**INSTRUCTION 1:** In the excerpt on reversible computing, list every sentence that mentions quantum computers.

**SOURCE EXCERPT:**
Historical Background

Reversible computing has long been a topic that has been worked on to some degree for a couple of reasons. Early [1] argued that a computer only had to dissipate heat when erasing information, since you have to keep all information to keep a given computation reversible this was given as an example of a future, more efficient system. Even if it had to do more actual computations to compute the same information.

More recently reversible programming languages have shown up in the field of quantum computers, again because of the need to keep all information at any given point in a computation. Though they are often a lot lower level than the languages I will present here, in theory these languages would be able to run on a powerful enough quantum computer.

Reversible Programming Languages

The reversible languages we will look at in this post are not the ones used for quantum computers, we will look at some that are higher level.

**MATERIAL SUPPLIED:**
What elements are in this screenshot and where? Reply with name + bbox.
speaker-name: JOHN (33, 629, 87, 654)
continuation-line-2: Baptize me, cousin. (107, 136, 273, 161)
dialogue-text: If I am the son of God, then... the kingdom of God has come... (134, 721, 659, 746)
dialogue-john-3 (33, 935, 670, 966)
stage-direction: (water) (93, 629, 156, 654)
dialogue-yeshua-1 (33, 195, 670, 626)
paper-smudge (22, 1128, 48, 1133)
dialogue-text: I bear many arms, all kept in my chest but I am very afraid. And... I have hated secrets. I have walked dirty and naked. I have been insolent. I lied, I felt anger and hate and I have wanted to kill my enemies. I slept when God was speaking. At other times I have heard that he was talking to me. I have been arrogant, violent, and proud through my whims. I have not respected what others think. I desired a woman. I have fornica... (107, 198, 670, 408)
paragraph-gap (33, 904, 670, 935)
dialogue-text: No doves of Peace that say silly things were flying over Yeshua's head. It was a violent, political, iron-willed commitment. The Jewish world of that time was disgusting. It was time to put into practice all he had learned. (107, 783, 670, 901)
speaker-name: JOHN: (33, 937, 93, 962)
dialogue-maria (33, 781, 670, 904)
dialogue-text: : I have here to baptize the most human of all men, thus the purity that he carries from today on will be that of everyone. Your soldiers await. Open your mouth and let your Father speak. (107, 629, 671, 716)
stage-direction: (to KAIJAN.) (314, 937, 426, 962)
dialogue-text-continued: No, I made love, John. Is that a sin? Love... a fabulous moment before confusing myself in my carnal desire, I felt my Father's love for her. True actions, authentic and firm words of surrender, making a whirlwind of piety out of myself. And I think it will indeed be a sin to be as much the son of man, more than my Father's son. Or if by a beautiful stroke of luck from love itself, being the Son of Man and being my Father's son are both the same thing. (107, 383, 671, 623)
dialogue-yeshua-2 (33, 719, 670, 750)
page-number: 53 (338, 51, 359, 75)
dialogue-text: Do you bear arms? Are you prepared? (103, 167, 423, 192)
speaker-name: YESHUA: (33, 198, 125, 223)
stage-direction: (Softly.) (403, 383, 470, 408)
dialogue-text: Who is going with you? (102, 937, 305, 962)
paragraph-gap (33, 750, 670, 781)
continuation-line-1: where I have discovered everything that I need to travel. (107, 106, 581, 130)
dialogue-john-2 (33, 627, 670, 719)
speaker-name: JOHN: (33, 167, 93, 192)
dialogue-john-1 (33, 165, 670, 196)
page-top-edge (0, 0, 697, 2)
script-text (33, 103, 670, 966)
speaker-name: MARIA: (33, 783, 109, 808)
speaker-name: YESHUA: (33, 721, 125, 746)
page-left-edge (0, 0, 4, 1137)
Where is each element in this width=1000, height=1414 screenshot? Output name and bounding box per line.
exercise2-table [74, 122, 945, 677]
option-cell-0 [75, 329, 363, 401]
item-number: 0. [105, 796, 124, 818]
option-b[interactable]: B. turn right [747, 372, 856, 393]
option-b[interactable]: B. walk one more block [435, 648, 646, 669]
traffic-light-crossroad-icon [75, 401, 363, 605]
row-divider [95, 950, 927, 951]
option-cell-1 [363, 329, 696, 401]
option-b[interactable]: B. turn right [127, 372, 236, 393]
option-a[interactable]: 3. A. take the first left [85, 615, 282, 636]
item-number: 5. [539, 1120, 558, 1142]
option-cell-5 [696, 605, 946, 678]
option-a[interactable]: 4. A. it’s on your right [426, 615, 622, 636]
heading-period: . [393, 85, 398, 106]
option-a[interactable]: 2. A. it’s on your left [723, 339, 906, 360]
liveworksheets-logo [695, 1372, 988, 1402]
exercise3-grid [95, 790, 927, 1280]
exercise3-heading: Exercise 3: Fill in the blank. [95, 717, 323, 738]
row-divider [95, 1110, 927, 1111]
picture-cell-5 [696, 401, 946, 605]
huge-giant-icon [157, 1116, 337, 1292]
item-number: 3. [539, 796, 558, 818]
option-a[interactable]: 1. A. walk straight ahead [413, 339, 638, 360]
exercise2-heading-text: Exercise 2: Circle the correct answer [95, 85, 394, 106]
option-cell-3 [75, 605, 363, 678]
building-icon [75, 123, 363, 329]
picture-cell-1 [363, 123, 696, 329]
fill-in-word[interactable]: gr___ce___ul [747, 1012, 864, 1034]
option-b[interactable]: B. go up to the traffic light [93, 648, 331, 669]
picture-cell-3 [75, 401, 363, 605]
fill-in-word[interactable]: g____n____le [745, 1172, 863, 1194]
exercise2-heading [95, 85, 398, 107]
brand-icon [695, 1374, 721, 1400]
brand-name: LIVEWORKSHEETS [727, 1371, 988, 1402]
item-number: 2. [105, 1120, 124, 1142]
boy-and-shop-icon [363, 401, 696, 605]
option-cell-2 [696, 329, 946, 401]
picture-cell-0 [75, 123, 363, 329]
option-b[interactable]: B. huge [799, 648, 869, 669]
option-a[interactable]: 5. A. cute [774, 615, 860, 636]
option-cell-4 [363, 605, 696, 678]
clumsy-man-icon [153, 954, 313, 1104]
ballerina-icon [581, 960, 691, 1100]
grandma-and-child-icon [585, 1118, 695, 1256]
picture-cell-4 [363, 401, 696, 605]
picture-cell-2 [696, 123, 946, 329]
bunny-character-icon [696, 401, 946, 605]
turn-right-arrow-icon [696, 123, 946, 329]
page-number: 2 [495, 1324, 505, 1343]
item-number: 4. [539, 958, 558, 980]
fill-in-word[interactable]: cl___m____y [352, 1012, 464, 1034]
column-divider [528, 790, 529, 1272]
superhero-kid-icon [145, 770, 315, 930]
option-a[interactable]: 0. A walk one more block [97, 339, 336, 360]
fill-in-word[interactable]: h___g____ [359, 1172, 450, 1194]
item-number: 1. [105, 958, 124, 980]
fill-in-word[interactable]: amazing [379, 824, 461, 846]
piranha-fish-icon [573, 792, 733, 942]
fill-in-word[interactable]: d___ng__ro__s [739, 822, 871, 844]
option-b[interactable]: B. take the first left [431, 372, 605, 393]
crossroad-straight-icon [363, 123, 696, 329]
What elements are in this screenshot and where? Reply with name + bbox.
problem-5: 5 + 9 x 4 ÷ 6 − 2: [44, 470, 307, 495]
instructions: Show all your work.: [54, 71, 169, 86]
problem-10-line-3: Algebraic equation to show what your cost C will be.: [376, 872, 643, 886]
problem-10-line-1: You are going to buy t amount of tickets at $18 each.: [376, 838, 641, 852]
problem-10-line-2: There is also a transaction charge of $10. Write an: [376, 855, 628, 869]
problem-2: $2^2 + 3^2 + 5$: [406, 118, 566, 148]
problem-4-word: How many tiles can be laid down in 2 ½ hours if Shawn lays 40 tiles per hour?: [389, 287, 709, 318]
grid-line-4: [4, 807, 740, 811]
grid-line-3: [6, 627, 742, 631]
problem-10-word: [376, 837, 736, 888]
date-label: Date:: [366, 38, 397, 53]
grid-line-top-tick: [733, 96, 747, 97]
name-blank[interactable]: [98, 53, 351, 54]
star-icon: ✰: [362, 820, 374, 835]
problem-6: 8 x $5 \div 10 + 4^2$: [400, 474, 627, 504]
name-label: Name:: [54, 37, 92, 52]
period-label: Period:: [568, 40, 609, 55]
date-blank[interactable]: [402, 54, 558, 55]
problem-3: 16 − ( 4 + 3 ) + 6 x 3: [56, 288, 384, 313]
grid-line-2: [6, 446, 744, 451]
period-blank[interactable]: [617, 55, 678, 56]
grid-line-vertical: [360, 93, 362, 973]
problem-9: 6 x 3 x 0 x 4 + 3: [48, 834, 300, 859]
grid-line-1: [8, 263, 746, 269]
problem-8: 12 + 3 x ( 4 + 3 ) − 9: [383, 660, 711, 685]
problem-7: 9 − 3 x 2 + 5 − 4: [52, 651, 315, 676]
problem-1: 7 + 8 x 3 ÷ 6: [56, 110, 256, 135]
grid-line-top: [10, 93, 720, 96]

**INSTRUCTION 2:** Copy the rows word for word, from the first row through the row containing "paper-smudge (22, 1128, 48, 1133)", with both rows included.

**COMPLETE OUTPUT 1:**
- More recently reversible programming languages have shown up in the field of quantum computers, again because of the need to keep all information at any given point in a computation.
- Though they are often a lot lower level than the languages I will present here, in theory these languages would be able to run on a powerful enough quantum computer.
- The reversible languages we will look at in this post are not the ones used for quantum computers, we will look at some that are higher level.

**COMPLETE OUTPUT 2:**
What elements are in this screenshot and where? Reply with name + bbox.
speaker-name: JOHN (33, 629, 87, 654)
continuation-line-2: Baptize me, cousin. (107, 136, 273, 161)
dialogue-text: If I am the son of God, then... the kingdom of God has come... (134, 721, 659, 746)
dialogue-john-3 (33, 935, 670, 966)
stage-direction: (water) (93, 629, 156, 654)
dialogue-yeshua-1 (33, 195, 670, 626)
paper-smudge (22, 1128, 48, 1133)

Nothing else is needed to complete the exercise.